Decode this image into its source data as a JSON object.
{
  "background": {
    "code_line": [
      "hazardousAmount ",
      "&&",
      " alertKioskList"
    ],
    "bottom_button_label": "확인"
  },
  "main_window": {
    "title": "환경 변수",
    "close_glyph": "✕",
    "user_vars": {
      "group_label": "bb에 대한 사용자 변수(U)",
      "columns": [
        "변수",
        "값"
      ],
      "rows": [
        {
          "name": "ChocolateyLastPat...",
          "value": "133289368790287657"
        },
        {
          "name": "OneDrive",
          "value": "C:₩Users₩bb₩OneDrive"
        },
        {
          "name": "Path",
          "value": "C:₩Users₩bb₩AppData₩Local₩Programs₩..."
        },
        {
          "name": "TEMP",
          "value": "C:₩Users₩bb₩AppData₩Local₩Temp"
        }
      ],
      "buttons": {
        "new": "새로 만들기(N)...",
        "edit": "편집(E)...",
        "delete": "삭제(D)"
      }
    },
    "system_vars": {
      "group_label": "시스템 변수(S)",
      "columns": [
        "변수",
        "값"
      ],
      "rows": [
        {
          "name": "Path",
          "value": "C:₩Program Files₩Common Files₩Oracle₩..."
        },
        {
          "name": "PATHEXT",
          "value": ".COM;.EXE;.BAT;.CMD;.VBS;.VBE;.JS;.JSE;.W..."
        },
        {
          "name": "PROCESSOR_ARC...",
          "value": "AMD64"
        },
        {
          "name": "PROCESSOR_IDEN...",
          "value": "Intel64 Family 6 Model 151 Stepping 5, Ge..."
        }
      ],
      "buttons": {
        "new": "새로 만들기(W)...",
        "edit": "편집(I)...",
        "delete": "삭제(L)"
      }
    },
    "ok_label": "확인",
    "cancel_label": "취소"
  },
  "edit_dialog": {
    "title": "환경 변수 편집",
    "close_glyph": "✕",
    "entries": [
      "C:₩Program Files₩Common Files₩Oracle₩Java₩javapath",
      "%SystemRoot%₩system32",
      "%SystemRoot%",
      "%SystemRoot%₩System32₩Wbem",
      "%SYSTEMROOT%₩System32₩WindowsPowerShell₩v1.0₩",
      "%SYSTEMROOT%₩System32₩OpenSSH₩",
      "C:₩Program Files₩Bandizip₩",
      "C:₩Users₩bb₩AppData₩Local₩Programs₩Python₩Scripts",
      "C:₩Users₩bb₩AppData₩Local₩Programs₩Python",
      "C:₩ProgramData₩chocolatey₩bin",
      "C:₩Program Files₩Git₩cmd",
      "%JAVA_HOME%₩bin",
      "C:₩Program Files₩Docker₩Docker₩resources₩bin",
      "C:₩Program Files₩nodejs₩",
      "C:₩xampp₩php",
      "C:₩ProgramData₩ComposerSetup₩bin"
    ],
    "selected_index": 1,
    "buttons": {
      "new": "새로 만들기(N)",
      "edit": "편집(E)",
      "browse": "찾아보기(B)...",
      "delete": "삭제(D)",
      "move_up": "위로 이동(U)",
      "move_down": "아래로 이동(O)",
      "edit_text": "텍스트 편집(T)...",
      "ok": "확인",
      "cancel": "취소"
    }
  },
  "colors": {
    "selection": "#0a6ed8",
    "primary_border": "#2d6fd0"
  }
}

· · · · ·

## Exercise task
All of the data shown above must be copied exactly.

## Result of the task
Decode this image into its source data as a JSON object.
{
  "background": {
    "code_line": [
      "hazardousAmount ",
      "&&",
      " alertKioskList"
    ],
    "bottom_button_label": "확인"
  },
  "main_window": {
    "title": "환경 변수",
    "close_glyph": "✕",
    "user_vars": {
      "group_label": "bb에 대한 사용자 변수(U)",
      "columns": [
        "변수",
        "값"
      ],
      "rows": [
        {
          "name": "ChocolateyLastPat...",
          "value": "133289368790287657"
        },
        {
          "name": "OneDrive",
          "value": "C:₩Users₩bb₩OneDrive"
        },
        {
          "name": "Path",
          "value": "C:₩Users₩bb₩AppData₩Local₩Programs₩..."
        },
        {
          "name": "TEMP",
          "value": "C:₩Users₩bb₩AppData₩Local₩Temp"
        }
      ],
      "buttons": {
        "new": "새로 만들기(N)...",
        "edit": "편집(E)...",
        "delete": "삭제(D)"
      }
    },
    "system_vars": {
      "group_label": "시스템 변수(S)",
      "columns": [
        "변수",
        "값"
      ],
      "rows": [
        {
          "name": "Path",
          "value": "C:₩Program Files₩Common Files₩Oracle₩..."
        },
        {
          "name": "PATHEXT",
          "value": ".COM;.EXE;.BAT;.CMD;.VBS;.VBE;.JS;.JSE;.W..."
        },
        {
          "name": "PROCESSOR_ARC...",
          "value": "AMD64"
        },
        {
          "name": "PROCESSOR_IDEN...",
          "value": "Intel64 Family 6 Model 151 Stepping 5, Ge..."
        }
      ],
      "buttons": {
        "new": "새로 만들기(W)...",
        "edit": "편집(I)...",
        "delete": "삭제(L)"
      }
    },
    "ok_label": "확인",
    "cancel_label": "취소"
  },
  "edit_dialog": {
    "title": "환경 변수 편집",
    "close_glyph": "✕",
    "entries": [
      "C:₩Program Files₩Common Files₩Oracle₩Java₩javapath",
      "%SystemRoot%₩system32",
      "%SystemRoot%",
      "%SystemRoot%₩System32₩Wbem",
      "%SYSTEMROOT%₩System32₩WindowsPowerShell₩v1.0₩",
      "%SYSTEMROOT%₩System32₩OpenSSH₩",
      "C:₩Program Files₩Bandizip₩",
      "C:₩Users₩bb₩AppData₩Local₩Programs₩Python₩Scripts",
      "C:₩Users₩bb₩AppData₩Local₩Programs₩Python",
      "C:₩ProgramData₩chocolatey₩bin",
      "C:₩Program Files₩Git₩cmd",
      "%JAVA_HOME%₩bin",
      "C:₩Program Files₩Docker₩Docker₩resources₩bin",
      "C:₩Program Files₩nodejs₩",
      "C:₩xampp₩php",
      "C:₩ProgramData₩ComposerSetup₩bin"
    ],
    "selected_index": 1,
    "buttons": {
      "new": "새로 만들기(N)",
      "edit": "편집(E)",
      "browse": "찾아보기(B)...",
      "delete": "삭제(D)",
      "move_up": "위로 이동(U)",
      "move_down": "아래로 이동(O)",
      "edit_text": "텍스트 편집(T)...",
      "ok": "확인",
      "cancel": "취소"
    }
  },
  "colors": {
    "selection": "#0a6ed8",
    "primary_border": "#2d6fd0"
  }
}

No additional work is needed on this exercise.